:: DESCRIPTION OF THE TASK ::
Copy the listing verbatim, excluding any images found in it.

___ DATASET ROWS ___

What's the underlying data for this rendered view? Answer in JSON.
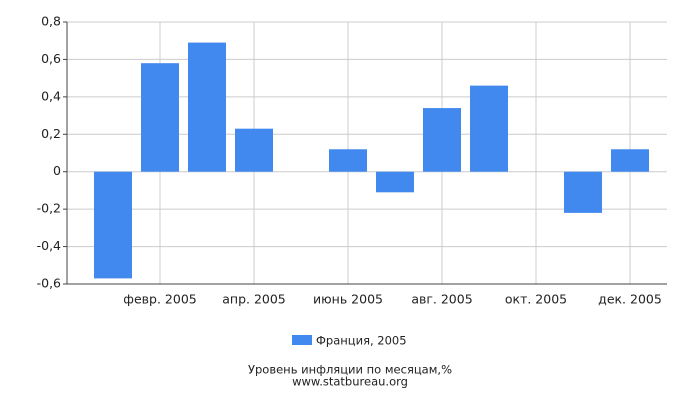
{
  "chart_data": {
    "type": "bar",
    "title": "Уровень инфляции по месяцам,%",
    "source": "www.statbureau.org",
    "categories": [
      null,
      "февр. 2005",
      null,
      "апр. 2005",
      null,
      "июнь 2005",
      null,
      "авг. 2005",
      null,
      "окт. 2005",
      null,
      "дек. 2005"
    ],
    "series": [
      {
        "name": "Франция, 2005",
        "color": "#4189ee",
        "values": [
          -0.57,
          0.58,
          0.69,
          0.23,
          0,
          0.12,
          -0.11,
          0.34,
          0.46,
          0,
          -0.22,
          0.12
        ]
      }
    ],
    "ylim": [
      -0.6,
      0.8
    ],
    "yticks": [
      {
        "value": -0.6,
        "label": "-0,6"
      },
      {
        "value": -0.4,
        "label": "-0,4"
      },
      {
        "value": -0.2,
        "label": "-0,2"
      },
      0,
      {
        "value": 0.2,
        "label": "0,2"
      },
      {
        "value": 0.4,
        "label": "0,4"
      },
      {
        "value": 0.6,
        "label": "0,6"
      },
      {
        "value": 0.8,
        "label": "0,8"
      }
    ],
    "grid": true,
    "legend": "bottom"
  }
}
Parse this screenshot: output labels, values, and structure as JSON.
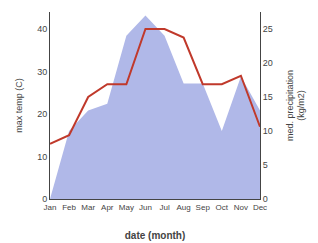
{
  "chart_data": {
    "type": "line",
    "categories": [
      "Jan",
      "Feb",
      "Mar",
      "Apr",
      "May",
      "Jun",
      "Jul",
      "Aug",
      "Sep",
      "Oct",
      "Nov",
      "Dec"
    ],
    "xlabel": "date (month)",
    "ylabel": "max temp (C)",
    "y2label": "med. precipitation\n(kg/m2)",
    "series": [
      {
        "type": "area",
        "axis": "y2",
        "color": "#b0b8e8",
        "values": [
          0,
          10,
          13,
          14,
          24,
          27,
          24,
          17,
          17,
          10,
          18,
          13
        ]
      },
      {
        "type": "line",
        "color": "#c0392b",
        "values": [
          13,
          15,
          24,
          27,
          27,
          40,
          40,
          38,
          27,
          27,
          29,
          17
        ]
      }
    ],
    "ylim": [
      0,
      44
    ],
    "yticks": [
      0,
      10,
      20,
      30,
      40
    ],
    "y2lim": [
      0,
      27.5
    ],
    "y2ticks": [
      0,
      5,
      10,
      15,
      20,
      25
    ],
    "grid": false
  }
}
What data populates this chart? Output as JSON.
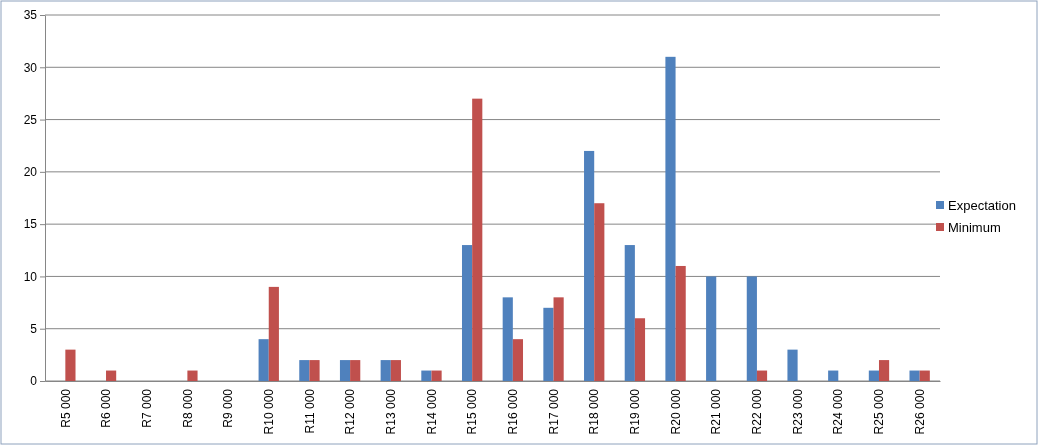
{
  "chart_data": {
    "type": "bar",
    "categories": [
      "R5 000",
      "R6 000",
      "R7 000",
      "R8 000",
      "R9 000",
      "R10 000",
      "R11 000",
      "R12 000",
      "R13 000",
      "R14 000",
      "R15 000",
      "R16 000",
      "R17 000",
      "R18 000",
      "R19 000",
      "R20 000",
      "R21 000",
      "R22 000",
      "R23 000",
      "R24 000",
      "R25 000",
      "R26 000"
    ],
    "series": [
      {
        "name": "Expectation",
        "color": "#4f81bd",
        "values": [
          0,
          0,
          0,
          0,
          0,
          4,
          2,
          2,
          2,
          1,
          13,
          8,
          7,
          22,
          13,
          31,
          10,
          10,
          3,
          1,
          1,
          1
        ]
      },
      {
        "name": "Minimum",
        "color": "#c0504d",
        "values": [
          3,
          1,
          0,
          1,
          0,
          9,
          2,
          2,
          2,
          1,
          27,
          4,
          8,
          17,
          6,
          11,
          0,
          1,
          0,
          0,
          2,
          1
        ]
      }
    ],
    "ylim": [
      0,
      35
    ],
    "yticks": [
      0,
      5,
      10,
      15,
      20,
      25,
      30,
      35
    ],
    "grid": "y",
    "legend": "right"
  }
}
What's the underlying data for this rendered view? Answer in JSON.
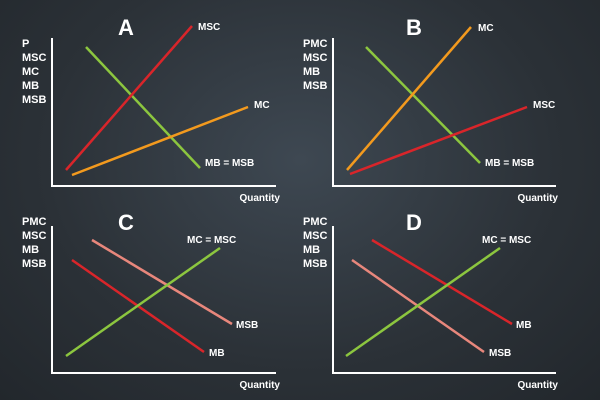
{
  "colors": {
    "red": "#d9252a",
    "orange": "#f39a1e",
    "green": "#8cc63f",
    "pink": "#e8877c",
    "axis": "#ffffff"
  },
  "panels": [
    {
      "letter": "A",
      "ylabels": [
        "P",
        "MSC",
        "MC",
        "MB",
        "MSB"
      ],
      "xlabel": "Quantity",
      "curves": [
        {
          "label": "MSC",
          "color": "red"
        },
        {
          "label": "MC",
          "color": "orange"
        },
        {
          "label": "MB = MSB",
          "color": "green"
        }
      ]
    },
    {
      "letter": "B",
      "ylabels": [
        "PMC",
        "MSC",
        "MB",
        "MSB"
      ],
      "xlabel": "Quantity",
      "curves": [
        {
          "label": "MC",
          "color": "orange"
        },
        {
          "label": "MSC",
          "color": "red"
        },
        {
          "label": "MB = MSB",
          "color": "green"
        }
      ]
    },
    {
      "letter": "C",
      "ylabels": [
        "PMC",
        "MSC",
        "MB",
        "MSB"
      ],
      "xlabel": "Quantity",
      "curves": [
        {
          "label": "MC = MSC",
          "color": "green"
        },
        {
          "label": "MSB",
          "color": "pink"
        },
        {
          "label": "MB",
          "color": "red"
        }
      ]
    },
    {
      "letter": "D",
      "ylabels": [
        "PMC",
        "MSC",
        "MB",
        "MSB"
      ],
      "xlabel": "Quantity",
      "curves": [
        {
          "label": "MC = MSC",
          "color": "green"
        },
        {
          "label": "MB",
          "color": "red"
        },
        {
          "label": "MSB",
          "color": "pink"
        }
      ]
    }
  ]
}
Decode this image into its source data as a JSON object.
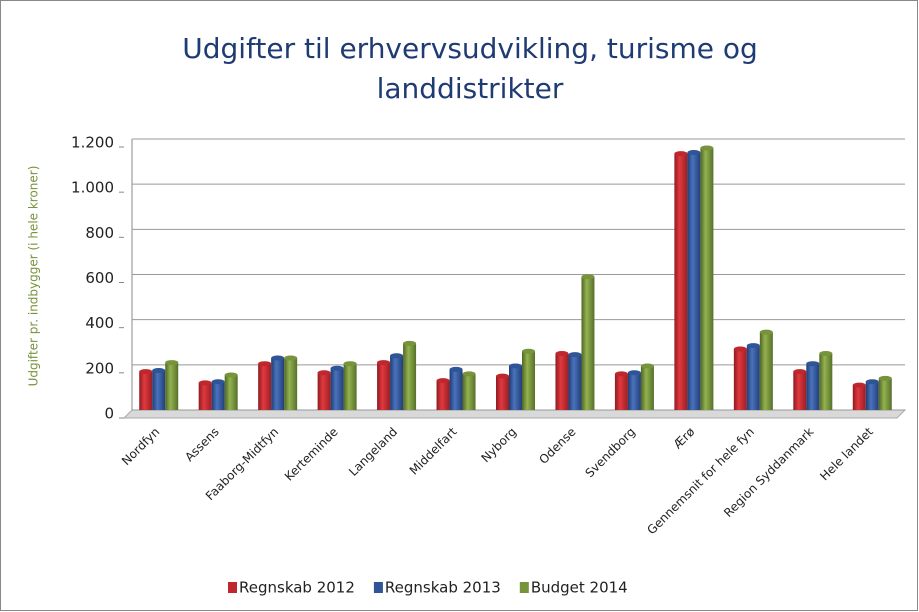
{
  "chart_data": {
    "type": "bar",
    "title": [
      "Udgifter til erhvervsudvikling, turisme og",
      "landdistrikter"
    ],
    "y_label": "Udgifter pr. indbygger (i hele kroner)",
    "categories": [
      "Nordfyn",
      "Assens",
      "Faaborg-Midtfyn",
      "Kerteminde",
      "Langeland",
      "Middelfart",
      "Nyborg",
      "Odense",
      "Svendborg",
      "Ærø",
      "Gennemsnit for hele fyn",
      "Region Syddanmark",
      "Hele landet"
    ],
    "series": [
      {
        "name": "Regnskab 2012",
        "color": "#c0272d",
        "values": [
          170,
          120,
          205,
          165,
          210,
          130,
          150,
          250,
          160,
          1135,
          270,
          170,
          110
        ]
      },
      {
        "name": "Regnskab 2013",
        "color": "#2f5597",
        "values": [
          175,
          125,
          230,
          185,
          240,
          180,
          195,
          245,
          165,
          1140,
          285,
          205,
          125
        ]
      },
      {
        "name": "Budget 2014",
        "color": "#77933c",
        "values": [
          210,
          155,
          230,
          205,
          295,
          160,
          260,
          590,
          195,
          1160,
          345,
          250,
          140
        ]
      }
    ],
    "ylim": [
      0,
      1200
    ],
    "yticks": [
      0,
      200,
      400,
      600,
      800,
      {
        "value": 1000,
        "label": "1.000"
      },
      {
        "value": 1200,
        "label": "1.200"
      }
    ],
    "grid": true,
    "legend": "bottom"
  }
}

___

:: THE COMPLETED TASK ::
What's the underlying data for this rendered view? Answer in JSON.
{
  "chart_data": {
    "type": "bar",
    "title": "Уровень инфляции по месяцам,%",
    "source": "www.statbureau.org",
    "categories": [
      null,
      "февр. 2005",
      null,
      "апр. 2005",
      null,
      "июнь 2005",
      null,
      "авг. 2005",
      null,
      "окт. 2005",
      null,
      "дек. 2005"
    ],
    "series": [
      {
        "name": "Франция, 2005",
        "color": "#4189ee",
        "values": [
          -0.57,
          0.58,
          0.69,
          0.23,
          0,
          0.12,
          -0.11,
          0.34,
          0.46,
          0,
          -0.22,
          0.12
        ]
      }
    ],
    "ylim": [
      -0.6,
      0.8
    ],
    "yticks": [
      {
        "value": -0.6,
        "label": "-0,6"
      },
      {
        "value": -0.4,
        "label": "-0,4"
      },
      {
        "value": -0.2,
        "label": "-0,2"
      },
      0,
      {
        "value": 0.2,
        "label": "0,2"
      },
      {
        "value": 0.4,
        "label": "0,4"
      },
      {
        "value": 0.6,
        "label": "0,6"
      },
      {
        "value": 0.8,
        "label": "0,8"
      }
    ],
    "grid": true,
    "legend": "bottom"
  }
}
Parse this screenshot: output labels, values, and structure as JSON.
{
  "chart_data": {
    "type": "line",
    "categories": [
      "Jan",
      "Feb",
      "Mar",
      "Apr",
      "May",
      "Jun",
      "Jul",
      "Aug",
      "Sep",
      "Oct",
      "Nov",
      "Dec"
    ],
    "xlabel": "date (month)",
    "ylabel": "max temp (C)",
    "y2label": "med. precipitation\n(kg/m2)",
    "series": [
      {
        "type": "area",
        "axis": "y2",
        "color": "#b0b8e8",
        "values": [
          0,
          10,
          13,
          14,
          24,
          27,
          24,
          17,
          17,
          10,
          18,
          13
        ]
      },
      {
        "type": "line",
        "color": "#c0392b",
        "values": [
          13,
          15,
          24,
          27,
          27,
          40,
          40,
          38,
          27,
          27,
          29,
          17
        ]
      }
    ],
    "ylim": [
      0,
      44
    ],
    "yticks": [
      0,
      10,
      20,
      30,
      40
    ],
    "y2lim": [
      0,
      27.5
    ],
    "y2ticks": [
      0,
      5,
      10,
      15,
      20,
      25
    ],
    "grid": false
  }
}
What data populates this chart? Output as JSON.
{
  "chart_data": {
    "type": "bar",
    "categories": [
      "R5 000",
      "R6 000",
      "R7 000",
      "R8 000",
      "R9 000",
      "R10 000",
      "R11 000",
      "R12 000",
      "R13 000",
      "R14 000",
      "R15 000",
      "R16 000",
      "R17 000",
      "R18 000",
      "R19 000",
      "R20 000",
      "R21 000",
      "R22 000",
      "R23 000",
      "R24 000",
      "R25 000",
      "R26 000"
    ],
    "series": [
      {
        "name": "Expectation",
        "color": "#4f81bd",
        "values": [
          0,
          0,
          0,
          0,
          0,
          4,
          2,
          2,
          2,
          1,
          13,
          8,
          7,
          22,
          13,
          31,
          10,
          10,
          3,
          1,
          1,
          1
        ]
      },
      {
        "name": "Minimum",
        "color": "#c0504d",
        "values": [
          3,
          1,
          0,
          1,
          0,
          9,
          2,
          2,
          2,
          1,
          27,
          4,
          8,
          17,
          6,
          11,
          0,
          1,
          0,
          0,
          2,
          1
        ]
      }
    ],
    "ylim": [
      0,
      35
    ],
    "yticks": [
      0,
      5,
      10,
      15,
      20,
      25,
      30,
      35
    ],
    "grid": "y",
    "legend": "right"
  }
}
What's the underlying data for this rendered view? Answer in JSON.
{
  "colors": {
    "red": "#d9252a",
    "orange": "#f39a1e",
    "green": "#8cc63f",
    "pink": "#e8877c",
    "axis": "#ffffff"
  },
  "panels": [
    {
      "letter": "A",
      "ylabels": [
        "P",
        "MSC",
        "MC",
        "MB",
        "MSB"
      ],
      "xlabel": "Quantity",
      "curves": [
        {
          "label": "MSC",
          "color": "red"
        },
        {
          "label": "MC",
          "color": "orange"
        },
        {
          "label": "MB = MSB",
          "color": "green"
        }
      ]
    },
    {
      "letter": "B",
      "ylabels": [
        "PMC",
        "MSC",
        "MB",
        "MSB"
      ],
      "xlabel": "Quantity",
      "curves": [
        {
          "label": "MC",
          "color": "orange"
        },
        {
          "label": "MSC",
          "color": "red"
        },
        {
          "label": "MB = MSB",
          "color": "green"
        }
      ]
    },
    {
      "letter": "C",
      "ylabels": [
        "PMC",
        "MSC",
        "MB",
        "MSB"
      ],
      "xlabel": "Quantity",
      "curves": [
        {
          "label": "MC = MSC",
          "color": "green"
        },
        {
          "label": "MSB",
          "color": "pink"
        },
        {
          "label": "MB",
          "color": "red"
        }
      ]
    },
    {
      "letter": "D",
      "ylabels": [
        "PMC",
        "MSC",
        "MB",
        "MSB"
      ],
      "xlabel": "Quantity",
      "curves": [
        {
          "label": "MC = MSC",
          "color": "green"
        },
        {
          "label": "MB",
          "color": "red"
        },
        {
          "label": "MSB",
          "color": "pink"
        }
      ]
    }
  ]
}
Decode this image into its source data as a JSON object.
{
  "chart_data": {
    "type": "bar",
    "title": [
      "Udgifter til erhvervsudvikling, turisme og",
      "landdistrikter"
    ],
    "y_label": "Udgifter pr. indbygger (i hele kroner)",
    "categories": [
      "Nordfyn",
      "Assens",
      "Faaborg-Midtfyn",
      "Kerteminde",
      "Langeland",
      "Middelfart",
      "Nyborg",
      "Odense",
      "Svendborg",
      "Ærø",
      "Gennemsnit for hele fyn",
      "Region Syddanmark",
      "Hele landet"
    ],
    "series": [
      {
        "name": "Regnskab 2012",
        "color": "#c0272d",
        "values": [
          170,
          120,
          205,
          165,
          210,
          130,
          150,
          250,
          160,
          1135,
          270,
          170,
          110
        ]
      },
      {
        "name": "Regnskab 2013",
        "color": "#2f5597",
        "values": [
          175,
          125,
          230,
          185,
          240,
          180,
          195,
          245,
          165,
          1140,
          285,
          205,
          125
        ]
      },
      {
        "name": "Budget 2014",
        "color": "#77933c",
        "values": [
          210,
          155,
          230,
          205,
          295,
          160,
          260,
          590,
          195,
          1160,
          345,
          250,
          140
        ]
      }
    ],
    "ylim": [
      0,
      1200
    ],
    "yticks": [
      0,
      200,
      400,
      600,
      800,
      {
        "value": 1000,
        "label": "1.000"
      },
      {
        "value": 1200,
        "label": "1.200"
      }
    ],
    "grid": true,
    "legend": "bottom"
  }
}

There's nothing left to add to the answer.